Find every line of the listing below where "output" appears, and copy it.
══ INFORMATION SHOWN ══
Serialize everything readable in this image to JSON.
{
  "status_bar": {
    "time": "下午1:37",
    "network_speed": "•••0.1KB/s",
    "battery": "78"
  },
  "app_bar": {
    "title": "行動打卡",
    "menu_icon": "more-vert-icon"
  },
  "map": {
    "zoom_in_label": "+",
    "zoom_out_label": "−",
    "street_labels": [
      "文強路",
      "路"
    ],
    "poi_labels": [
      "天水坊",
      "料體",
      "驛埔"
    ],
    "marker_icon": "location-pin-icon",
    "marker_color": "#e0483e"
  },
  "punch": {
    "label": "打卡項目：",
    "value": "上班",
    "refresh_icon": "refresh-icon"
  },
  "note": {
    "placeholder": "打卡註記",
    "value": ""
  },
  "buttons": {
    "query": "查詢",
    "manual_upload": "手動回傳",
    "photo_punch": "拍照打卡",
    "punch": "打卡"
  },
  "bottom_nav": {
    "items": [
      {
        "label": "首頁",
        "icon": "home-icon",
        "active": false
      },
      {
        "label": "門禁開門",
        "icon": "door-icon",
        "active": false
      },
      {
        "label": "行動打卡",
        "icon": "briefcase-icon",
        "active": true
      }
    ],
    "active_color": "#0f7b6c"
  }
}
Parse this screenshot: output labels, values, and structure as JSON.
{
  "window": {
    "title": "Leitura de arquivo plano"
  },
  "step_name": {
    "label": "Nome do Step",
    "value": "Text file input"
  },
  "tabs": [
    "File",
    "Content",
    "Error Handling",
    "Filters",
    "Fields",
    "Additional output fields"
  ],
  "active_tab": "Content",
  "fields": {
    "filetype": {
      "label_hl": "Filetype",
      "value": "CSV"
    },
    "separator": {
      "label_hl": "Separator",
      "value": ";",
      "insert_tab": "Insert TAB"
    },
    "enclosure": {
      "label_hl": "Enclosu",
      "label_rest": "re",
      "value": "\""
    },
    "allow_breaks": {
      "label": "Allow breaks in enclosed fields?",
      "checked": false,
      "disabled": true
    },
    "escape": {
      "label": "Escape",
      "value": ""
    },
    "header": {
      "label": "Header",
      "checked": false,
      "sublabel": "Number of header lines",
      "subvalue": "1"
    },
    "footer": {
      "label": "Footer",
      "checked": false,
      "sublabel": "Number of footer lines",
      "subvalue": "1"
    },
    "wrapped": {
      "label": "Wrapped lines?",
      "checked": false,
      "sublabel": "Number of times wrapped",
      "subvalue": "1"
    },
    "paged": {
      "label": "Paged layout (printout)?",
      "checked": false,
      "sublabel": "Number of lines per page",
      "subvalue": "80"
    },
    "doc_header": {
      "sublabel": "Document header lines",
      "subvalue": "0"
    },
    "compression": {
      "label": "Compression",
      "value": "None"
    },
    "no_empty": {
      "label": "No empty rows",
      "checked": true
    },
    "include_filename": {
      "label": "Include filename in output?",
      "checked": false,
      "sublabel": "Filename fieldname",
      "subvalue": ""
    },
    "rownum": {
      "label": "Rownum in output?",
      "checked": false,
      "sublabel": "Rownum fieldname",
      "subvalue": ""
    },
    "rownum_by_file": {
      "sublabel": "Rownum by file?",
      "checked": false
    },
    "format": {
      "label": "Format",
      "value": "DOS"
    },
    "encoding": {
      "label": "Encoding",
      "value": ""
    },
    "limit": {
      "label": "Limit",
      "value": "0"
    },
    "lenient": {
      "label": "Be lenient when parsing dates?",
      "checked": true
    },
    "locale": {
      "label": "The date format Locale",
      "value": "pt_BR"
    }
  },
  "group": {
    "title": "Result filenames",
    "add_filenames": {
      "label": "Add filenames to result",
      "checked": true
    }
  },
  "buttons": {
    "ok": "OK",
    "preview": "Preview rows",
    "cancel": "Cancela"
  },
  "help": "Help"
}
═══
* EXERCISE SOLUTION *
Parse this screenshot: output labels, values, and structure as JSON.
    "Additional output fields"
      "label": "Include filename in output?",
      "label": "Rownum in output?",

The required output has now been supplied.